■ **Exercise inputs**:
════════════════════

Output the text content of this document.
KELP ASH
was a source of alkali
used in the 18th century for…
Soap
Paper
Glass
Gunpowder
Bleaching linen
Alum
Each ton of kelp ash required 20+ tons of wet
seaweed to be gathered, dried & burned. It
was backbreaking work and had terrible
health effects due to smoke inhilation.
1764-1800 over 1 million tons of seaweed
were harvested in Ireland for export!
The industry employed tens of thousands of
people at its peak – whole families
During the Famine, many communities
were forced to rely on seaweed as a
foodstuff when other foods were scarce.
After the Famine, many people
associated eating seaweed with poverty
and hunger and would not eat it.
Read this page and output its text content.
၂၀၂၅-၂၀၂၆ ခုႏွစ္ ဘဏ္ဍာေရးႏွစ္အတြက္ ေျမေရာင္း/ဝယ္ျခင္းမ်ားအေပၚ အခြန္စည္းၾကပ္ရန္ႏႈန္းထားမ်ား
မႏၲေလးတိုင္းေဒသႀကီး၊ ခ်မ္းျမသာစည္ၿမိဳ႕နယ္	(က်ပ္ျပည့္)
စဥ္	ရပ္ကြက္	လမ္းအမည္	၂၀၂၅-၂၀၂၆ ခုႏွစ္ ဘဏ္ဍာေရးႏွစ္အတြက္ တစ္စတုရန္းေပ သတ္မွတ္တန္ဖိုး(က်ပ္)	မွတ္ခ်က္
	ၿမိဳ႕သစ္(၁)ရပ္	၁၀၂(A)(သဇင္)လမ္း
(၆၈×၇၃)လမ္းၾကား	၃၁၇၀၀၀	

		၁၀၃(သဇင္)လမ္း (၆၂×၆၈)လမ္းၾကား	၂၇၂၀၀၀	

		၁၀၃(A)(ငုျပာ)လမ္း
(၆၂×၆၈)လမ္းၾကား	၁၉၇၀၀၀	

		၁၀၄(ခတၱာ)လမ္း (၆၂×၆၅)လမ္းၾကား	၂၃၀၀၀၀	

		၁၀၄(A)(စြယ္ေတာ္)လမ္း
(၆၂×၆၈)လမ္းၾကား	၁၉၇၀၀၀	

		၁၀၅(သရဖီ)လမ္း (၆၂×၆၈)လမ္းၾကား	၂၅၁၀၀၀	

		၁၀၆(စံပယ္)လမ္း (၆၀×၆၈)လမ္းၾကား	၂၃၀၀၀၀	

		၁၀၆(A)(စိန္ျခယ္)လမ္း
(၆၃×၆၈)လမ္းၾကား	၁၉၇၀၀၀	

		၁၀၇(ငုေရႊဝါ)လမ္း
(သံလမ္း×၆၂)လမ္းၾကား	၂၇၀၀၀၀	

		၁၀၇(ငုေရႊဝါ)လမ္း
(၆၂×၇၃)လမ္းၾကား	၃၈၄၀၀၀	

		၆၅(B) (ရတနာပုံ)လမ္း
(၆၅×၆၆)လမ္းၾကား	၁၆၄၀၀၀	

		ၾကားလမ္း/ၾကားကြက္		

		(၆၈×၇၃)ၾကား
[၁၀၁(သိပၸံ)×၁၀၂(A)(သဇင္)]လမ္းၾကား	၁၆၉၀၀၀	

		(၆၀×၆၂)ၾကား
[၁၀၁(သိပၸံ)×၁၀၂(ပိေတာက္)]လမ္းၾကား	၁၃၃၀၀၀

════════════════════

■ **Written exercise**: Give every line of the material that includes the string "many".

■ **Task solution**:
During the Famine, many communities
After the Famine, many people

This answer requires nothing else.